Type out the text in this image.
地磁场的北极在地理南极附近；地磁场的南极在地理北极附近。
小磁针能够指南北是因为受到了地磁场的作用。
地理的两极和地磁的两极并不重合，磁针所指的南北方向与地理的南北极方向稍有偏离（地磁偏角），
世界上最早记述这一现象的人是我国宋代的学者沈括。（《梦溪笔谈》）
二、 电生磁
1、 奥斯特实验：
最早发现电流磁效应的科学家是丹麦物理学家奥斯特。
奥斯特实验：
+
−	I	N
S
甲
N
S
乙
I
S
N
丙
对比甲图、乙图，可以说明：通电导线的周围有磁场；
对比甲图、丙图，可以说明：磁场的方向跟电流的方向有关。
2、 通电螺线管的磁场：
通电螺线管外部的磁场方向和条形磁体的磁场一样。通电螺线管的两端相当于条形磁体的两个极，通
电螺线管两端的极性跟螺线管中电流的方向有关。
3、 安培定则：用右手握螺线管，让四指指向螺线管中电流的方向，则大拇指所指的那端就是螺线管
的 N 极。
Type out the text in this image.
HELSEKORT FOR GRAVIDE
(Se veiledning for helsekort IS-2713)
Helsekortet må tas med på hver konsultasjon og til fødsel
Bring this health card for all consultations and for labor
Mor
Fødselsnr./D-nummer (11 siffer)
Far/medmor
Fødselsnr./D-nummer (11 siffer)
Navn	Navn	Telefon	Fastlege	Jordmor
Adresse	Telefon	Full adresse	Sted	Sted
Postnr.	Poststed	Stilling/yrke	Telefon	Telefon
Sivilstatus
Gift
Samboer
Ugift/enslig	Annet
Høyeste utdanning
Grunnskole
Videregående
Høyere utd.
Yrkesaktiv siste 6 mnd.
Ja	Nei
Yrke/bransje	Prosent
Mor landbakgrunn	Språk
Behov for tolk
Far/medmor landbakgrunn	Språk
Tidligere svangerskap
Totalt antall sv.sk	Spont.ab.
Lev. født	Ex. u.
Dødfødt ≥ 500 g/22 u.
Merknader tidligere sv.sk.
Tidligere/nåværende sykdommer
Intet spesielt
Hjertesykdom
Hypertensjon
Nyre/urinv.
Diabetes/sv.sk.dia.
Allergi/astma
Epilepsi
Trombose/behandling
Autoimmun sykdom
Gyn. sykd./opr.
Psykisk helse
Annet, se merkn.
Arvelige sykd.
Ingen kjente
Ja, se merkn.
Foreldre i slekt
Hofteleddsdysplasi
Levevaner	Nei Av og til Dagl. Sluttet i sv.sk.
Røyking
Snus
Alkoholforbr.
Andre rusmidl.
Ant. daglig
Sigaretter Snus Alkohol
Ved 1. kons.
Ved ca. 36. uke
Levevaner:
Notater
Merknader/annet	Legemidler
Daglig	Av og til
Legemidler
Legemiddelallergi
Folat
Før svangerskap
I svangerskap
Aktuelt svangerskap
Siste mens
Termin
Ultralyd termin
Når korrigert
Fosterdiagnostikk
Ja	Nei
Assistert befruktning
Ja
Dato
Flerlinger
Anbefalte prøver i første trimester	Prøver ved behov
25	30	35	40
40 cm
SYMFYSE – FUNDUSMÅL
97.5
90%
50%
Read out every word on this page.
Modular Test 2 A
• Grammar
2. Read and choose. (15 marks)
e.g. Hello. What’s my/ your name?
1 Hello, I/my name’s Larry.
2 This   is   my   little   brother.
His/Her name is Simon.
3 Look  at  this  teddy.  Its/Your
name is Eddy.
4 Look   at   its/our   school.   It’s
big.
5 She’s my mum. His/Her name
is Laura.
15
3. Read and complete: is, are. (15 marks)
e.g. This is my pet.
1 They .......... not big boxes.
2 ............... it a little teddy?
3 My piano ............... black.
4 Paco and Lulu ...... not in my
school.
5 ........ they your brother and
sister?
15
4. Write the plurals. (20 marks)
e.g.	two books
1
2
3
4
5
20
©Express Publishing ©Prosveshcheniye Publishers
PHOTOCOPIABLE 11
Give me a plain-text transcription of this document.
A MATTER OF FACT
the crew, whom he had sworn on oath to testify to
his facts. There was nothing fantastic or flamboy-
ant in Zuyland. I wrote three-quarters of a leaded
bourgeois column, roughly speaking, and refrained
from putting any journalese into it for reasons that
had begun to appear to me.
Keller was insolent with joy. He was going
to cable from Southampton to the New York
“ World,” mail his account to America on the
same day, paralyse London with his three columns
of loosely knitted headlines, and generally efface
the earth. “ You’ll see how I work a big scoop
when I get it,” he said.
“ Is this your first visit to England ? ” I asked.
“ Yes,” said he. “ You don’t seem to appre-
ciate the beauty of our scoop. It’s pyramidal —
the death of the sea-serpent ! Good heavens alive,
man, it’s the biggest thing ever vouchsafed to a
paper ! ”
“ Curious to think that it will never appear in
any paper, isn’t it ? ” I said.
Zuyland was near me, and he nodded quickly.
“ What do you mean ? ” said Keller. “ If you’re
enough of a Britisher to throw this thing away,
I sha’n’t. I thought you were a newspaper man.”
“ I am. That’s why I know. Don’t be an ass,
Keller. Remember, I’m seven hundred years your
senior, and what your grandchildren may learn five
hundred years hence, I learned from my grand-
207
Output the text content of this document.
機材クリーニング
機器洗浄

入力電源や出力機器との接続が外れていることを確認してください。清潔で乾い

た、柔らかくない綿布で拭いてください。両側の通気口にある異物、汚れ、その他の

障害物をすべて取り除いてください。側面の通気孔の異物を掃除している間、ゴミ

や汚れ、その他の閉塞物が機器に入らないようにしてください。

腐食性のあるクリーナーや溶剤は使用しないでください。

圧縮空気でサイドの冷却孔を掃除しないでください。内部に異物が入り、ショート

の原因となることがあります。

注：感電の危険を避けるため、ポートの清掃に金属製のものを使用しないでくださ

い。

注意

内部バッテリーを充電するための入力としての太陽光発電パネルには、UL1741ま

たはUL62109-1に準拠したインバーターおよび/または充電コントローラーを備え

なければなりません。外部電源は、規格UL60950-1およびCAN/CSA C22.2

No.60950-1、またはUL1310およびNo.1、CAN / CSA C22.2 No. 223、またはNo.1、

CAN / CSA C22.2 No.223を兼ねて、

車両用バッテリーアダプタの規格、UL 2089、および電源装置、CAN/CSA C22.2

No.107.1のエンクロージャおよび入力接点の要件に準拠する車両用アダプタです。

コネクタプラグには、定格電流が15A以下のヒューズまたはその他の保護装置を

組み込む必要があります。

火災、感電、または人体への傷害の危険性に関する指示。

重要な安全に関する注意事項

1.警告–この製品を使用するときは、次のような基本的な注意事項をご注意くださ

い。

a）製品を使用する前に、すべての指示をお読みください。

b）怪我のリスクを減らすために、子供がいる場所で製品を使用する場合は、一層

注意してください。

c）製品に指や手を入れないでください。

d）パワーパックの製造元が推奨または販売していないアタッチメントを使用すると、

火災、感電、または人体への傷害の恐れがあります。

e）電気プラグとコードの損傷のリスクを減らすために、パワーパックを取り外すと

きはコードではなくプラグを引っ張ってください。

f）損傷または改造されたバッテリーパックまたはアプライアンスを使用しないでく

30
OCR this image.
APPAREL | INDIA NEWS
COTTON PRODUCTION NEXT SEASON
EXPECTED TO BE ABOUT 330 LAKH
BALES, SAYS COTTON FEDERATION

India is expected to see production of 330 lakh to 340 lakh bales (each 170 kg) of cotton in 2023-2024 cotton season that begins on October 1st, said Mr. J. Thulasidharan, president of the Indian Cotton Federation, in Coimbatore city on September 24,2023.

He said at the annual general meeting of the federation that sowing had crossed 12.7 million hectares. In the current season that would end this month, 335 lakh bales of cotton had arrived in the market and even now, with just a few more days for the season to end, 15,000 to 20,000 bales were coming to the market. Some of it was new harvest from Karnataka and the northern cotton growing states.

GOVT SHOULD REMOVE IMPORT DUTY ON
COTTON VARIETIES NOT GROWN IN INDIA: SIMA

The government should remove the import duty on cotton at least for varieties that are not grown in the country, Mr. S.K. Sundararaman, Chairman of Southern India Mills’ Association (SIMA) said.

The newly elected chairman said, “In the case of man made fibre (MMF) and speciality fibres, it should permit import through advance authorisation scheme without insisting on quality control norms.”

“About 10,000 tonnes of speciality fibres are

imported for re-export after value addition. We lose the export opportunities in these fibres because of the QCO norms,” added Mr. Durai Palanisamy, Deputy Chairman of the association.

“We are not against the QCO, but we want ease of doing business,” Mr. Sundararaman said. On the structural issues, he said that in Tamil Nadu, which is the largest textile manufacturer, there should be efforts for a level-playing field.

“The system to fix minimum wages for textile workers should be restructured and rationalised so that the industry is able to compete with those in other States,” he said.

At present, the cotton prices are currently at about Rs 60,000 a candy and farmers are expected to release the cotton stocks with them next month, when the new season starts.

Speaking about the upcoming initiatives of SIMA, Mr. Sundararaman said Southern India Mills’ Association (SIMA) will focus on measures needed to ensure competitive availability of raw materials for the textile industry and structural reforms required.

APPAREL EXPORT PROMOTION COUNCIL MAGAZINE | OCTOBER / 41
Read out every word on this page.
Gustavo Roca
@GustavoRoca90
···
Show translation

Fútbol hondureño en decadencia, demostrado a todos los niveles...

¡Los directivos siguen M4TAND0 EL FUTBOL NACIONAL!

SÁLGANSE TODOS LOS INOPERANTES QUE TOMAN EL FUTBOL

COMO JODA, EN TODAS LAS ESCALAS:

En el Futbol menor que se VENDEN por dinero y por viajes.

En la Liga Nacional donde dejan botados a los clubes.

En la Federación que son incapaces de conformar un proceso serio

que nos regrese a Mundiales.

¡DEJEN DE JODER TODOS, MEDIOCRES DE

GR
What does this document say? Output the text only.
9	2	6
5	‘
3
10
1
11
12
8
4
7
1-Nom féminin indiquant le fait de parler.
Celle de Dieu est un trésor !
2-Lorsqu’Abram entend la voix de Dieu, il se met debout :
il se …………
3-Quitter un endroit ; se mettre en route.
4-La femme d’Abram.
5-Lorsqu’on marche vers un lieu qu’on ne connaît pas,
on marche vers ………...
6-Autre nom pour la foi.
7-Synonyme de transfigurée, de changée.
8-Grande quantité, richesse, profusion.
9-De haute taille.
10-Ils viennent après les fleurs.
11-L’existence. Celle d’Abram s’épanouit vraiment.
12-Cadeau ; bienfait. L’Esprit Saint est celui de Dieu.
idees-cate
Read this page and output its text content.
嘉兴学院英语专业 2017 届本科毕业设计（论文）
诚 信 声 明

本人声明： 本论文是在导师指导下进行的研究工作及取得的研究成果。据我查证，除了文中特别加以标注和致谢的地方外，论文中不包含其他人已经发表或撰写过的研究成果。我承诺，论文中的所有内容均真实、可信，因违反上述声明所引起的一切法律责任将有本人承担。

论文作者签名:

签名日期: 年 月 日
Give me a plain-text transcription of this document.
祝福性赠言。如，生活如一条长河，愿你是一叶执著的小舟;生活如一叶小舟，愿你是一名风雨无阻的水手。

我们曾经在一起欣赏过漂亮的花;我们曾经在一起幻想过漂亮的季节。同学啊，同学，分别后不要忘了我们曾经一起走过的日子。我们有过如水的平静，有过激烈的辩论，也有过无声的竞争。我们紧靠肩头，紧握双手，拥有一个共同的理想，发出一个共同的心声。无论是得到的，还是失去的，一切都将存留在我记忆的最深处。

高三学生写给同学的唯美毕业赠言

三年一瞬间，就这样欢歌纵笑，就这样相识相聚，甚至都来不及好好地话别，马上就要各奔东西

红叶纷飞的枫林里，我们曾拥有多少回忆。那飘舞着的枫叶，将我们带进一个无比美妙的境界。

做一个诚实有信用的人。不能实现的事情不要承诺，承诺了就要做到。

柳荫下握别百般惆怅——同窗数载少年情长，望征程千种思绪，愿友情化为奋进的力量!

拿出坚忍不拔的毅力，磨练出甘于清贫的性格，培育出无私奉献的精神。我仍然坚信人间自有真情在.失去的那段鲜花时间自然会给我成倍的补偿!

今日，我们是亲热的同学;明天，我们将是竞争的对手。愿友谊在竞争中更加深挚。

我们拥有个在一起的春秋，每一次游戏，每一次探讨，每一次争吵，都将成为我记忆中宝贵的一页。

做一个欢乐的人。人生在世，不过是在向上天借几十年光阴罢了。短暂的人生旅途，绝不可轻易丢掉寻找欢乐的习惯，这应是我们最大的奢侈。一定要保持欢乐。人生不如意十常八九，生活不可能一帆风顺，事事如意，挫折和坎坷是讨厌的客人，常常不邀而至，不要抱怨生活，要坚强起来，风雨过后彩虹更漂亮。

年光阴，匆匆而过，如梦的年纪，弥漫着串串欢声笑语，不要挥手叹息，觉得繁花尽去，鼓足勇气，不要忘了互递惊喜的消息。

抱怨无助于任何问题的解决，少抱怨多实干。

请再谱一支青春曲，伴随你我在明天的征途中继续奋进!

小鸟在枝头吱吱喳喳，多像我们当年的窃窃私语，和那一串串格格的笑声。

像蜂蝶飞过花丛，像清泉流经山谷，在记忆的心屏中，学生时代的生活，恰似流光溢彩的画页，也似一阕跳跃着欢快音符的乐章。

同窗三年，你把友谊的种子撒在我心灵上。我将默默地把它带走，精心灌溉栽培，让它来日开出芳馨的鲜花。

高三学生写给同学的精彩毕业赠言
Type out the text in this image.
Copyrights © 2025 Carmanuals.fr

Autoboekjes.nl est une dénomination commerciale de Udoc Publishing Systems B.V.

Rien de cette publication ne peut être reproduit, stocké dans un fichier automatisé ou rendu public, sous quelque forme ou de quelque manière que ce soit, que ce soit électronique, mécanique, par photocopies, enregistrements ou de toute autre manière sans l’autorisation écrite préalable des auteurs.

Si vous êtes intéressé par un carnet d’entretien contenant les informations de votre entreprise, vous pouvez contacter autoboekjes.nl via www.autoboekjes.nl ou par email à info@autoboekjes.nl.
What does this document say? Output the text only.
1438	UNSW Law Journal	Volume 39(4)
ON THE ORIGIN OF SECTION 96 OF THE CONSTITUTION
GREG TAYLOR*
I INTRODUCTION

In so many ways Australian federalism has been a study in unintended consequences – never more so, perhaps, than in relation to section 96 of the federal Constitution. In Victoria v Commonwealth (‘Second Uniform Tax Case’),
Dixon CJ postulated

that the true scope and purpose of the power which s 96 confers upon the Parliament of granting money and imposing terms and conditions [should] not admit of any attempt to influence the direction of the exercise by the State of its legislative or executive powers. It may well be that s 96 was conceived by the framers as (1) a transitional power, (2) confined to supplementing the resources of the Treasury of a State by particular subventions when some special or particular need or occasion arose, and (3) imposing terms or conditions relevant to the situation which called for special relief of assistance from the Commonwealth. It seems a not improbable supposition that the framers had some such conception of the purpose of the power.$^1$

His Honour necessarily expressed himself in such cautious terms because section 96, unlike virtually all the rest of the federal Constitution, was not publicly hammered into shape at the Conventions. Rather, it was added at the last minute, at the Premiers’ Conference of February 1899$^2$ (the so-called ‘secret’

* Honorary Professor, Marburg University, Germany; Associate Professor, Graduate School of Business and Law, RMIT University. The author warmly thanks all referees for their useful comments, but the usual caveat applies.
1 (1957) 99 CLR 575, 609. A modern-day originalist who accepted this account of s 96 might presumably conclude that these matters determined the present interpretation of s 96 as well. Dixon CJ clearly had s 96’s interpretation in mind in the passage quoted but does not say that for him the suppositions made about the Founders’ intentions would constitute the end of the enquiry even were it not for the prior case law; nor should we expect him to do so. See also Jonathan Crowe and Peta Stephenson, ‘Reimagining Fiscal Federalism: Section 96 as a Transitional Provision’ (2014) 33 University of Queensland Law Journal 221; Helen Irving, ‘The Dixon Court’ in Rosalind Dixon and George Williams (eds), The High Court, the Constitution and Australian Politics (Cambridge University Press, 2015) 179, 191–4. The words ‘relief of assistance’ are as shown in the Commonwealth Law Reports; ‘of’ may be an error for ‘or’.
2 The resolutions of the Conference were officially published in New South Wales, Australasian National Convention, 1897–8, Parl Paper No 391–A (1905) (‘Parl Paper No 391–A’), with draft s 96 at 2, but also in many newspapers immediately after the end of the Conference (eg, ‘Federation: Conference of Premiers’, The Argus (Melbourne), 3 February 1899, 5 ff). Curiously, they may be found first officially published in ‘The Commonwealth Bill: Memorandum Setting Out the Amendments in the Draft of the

- What the exercise asks:
Look through the data and gather every line with the string "Read" in it.

- Correct answer:
Read out every word on this page.
2. Read and choose. (15 marks)
3. Read and complete: is, are. (15 marks)
Read out every word on this page.
Read this page and output its text content.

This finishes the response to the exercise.